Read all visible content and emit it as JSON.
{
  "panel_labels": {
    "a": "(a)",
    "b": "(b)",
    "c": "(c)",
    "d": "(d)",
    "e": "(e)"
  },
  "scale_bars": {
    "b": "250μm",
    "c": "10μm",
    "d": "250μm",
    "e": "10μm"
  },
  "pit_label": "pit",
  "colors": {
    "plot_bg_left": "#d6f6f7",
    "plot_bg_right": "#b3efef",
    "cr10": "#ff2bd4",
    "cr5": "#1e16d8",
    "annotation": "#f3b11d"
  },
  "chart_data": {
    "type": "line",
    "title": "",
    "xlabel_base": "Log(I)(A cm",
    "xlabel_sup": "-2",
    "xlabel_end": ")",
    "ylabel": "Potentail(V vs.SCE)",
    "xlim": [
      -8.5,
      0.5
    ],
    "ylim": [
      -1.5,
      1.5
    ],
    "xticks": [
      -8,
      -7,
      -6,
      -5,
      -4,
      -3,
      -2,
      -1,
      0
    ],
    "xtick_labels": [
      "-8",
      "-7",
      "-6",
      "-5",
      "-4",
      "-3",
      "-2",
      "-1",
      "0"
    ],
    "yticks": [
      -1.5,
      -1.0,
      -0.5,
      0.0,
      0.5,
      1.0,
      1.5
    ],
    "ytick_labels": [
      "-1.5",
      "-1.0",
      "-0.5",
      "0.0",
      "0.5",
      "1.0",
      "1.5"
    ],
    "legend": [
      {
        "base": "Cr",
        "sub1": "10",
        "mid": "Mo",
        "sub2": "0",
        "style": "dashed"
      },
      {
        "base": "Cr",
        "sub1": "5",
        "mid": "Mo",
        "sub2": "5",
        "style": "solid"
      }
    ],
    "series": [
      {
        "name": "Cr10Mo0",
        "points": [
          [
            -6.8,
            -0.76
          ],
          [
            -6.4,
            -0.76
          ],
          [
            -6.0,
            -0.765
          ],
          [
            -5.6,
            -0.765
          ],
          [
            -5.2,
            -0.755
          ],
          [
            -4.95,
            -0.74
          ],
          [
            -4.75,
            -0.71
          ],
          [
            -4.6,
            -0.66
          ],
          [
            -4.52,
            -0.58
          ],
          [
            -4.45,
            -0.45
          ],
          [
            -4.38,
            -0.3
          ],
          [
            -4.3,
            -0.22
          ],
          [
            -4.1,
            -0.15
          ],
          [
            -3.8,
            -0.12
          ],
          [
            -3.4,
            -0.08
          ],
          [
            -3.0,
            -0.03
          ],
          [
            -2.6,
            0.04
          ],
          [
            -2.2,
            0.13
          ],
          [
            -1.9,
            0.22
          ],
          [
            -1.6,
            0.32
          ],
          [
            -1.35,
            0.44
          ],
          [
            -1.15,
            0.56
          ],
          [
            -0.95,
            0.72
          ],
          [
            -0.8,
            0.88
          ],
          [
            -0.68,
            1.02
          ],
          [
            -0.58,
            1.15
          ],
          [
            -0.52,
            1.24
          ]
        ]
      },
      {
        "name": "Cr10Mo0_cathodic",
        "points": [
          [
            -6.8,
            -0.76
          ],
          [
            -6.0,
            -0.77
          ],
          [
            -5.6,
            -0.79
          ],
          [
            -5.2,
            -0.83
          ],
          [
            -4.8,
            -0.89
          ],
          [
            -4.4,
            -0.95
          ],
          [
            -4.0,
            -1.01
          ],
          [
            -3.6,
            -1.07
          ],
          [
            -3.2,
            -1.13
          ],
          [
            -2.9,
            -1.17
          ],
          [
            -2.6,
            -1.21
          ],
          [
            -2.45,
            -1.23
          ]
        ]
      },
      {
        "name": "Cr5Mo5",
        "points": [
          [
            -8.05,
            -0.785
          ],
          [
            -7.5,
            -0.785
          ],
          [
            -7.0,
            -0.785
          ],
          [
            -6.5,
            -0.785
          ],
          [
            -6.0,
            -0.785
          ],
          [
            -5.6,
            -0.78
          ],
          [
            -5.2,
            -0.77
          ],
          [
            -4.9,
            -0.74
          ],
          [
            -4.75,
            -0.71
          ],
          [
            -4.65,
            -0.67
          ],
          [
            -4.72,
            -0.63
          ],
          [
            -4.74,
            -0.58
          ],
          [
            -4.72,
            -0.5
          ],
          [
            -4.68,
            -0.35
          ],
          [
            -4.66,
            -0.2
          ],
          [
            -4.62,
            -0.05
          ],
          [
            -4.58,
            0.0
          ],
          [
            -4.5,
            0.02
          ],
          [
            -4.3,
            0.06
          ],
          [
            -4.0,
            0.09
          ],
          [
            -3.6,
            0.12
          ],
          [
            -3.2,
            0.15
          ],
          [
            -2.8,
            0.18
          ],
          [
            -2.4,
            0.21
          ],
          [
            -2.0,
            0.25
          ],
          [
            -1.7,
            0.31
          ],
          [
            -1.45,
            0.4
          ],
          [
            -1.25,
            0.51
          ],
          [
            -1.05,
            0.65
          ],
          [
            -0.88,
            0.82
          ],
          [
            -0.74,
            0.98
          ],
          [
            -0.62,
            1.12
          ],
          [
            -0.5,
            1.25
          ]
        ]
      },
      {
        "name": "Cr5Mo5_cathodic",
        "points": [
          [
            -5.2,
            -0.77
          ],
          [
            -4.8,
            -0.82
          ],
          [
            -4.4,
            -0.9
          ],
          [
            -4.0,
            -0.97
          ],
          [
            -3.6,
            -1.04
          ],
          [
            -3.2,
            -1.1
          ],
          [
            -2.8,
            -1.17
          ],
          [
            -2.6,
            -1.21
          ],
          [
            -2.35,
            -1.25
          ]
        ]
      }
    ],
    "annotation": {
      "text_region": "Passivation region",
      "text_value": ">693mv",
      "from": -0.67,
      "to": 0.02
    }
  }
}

•••

## Requirements
Above are some records. Print them all exactly.

## Solution
Read all visible content and emit it as JSON.
{
  "panel_labels": {
    "a": "(a)",
    "b": "(b)",
    "c": "(c)",
    "d": "(d)",
    "e": "(e)"
  },
  "scale_bars": {
    "b": "250μm",
    "c": "10μm",
    "d": "250μm",
    "e": "10μm"
  },
  "pit_label": "pit",
  "colors": {
    "plot_bg_left": "#d6f6f7",
    "plot_bg_right": "#b3efef",
    "cr10": "#ff2bd4",
    "cr5": "#1e16d8",
    "annotation": "#f3b11d"
  },
  "chart_data": {
    "type": "line",
    "title": "",
    "xlabel_base": "Log(I)(A cm",
    "xlabel_sup": "-2",
    "xlabel_end": ")",
    "ylabel": "Potentail(V vs.SCE)",
    "xlim": [
      -8.5,
      0.5
    ],
    "ylim": [
      -1.5,
      1.5
    ],
    "xticks": [
      -8,
      -7,
      -6,
      -5,
      -4,
      -3,
      -2,
      -1,
      0
    ],
    "xtick_labels": [
      "-8",
      "-7",
      "-6",
      "-5",
      "-4",
      "-3",
      "-2",
      "-1",
      "0"
    ],
    "yticks": [
      -1.5,
      -1.0,
      -0.5,
      0.0,
      0.5,
      1.0,
      1.5
    ],
    "ytick_labels": [
      "-1.5",
      "-1.0",
      "-0.5",
      "0.0",
      "0.5",
      "1.0",
      "1.5"
    ],
    "legend": [
      {
        "base": "Cr",
        "sub1": "10",
        "mid": "Mo",
        "sub2": "0",
        "style": "dashed"
      },
      {
        "base": "Cr",
        "sub1": "5",
        "mid": "Mo",
        "sub2": "5",
        "style": "solid"
      }
    ],
    "series": [
      {
        "name": "Cr10Mo0",
        "points": [
          [
            -6.8,
            -0.76
          ],
          [
            -6.4,
            -0.76
          ],
          [
            -6.0,
            -0.765
          ],
          [
            -5.6,
            -0.765
          ],
          [
            -5.2,
            -0.755
          ],
          [
            -4.95,
            -0.74
          ],
          [
            -4.75,
            -0.71
          ],
          [
            -4.6,
            -0.66
          ],
          [
            -4.52,
            -0.58
          ],
          [
            -4.45,
            -0.45
          ],
          [
            -4.38,
            -0.3
          ],
          [
            -4.3,
            -0.22
          ],
          [
            -4.1,
            -0.15
          ],
          [
            -3.8,
            -0.12
          ],
          [
            -3.4,
            -0.08
          ],
          [
            -3.0,
            -0.03
          ],
          [
            -2.6,
            0.04
          ],
          [
            -2.2,
            0.13
          ],
          [
            -1.9,
            0.22
          ],
          [
            -1.6,
            0.32
          ],
          [
            -1.35,
            0.44
          ],
          [
            -1.15,
            0.56
          ],
          [
            -0.95,
            0.72
          ],
          [
            -0.8,
            0.88
          ],
          [
            -0.68,
            1.02
          ],
          [
            -0.58,
            1.15
          ],
          [
            -0.52,
            1.24
          ]
        ]
      },
      {
        "name": "Cr10Mo0_cathodic",
        "points": [
          [
            -6.8,
            -0.76
          ],
          [
            -6.0,
            -0.77
          ],
          [
            -5.6,
            -0.79
          ],
          [
            -5.2,
            -0.83
          ],
          [
            -4.8,
            -0.89
          ],
          [
            -4.4,
            -0.95
          ],
          [
            -4.0,
            -1.01
          ],
          [
            -3.6,
            -1.07
          ],
          [
            -3.2,
            -1.13
          ],
          [
            -2.9,
            -1.17
          ],
          [
            -2.6,
            -1.21
          ],
          [
            -2.45,
            -1.23
          ]
        ]
      },
      {
        "name": "Cr5Mo5",
        "points": [
          [
            -8.05,
            -0.785
          ],
          [
            -7.5,
            -0.785
          ],
          [
            -7.0,
            -0.785
          ],
          [
            -6.5,
            -0.785
          ],
          [
            -6.0,
            -0.785
          ],
          [
            -5.6,
            -0.78
          ],
          [
            -5.2,
            -0.77
          ],
          [
            -4.9,
            -0.74
          ],
          [
            -4.75,
            -0.71
          ],
          [
            -4.65,
            -0.67
          ],
          [
            -4.72,
            -0.63
          ],
          [
            -4.74,
            -0.58
          ],
          [
            -4.72,
            -0.5
          ],
          [
            -4.68,
            -0.35
          ],
          [
            -4.66,
            -0.2
          ],
          [
            -4.62,
            -0.05
          ],
          [
            -4.58,
            0.0
          ],
          [
            -4.5,
            0.02
          ],
          [
            -4.3,
            0.06
          ],
          [
            -4.0,
            0.09
          ],
          [
            -3.6,
            0.12
          ],
          [
            -3.2,
            0.15
          ],
          [
            -2.8,
            0.18
          ],
          [
            -2.4,
            0.21
          ],
          [
            -2.0,
            0.25
          ],
          [
            -1.7,
            0.31
          ],
          [
            -1.45,
            0.4
          ],
          [
            -1.25,
            0.51
          ],
          [
            -1.05,
            0.65
          ],
          [
            -0.88,
            0.82
          ],
          [
            -0.74,
            0.98
          ],
          [
            -0.62,
            1.12
          ],
          [
            -0.5,
            1.25
          ]
        ]
      },
      {
        "name": "Cr5Mo5_cathodic",
        "points": [
          [
            -5.2,
            -0.77
          ],
          [
            -4.8,
            -0.82
          ],
          [
            -4.4,
            -0.9
          ],
          [
            -4.0,
            -0.97
          ],
          [
            -3.6,
            -1.04
          ],
          [
            -3.2,
            -1.1
          ],
          [
            -2.8,
            -1.17
          ],
          [
            -2.6,
            -1.21
          ],
          [
            -2.35,
            -1.25
          ]
        ]
      }
    ],
    "annotation": {
      "text_region": "Passivation region",
      "text_value": ">693mv",
      "from": -0.67,
      "to": 0.02
    }
  }
}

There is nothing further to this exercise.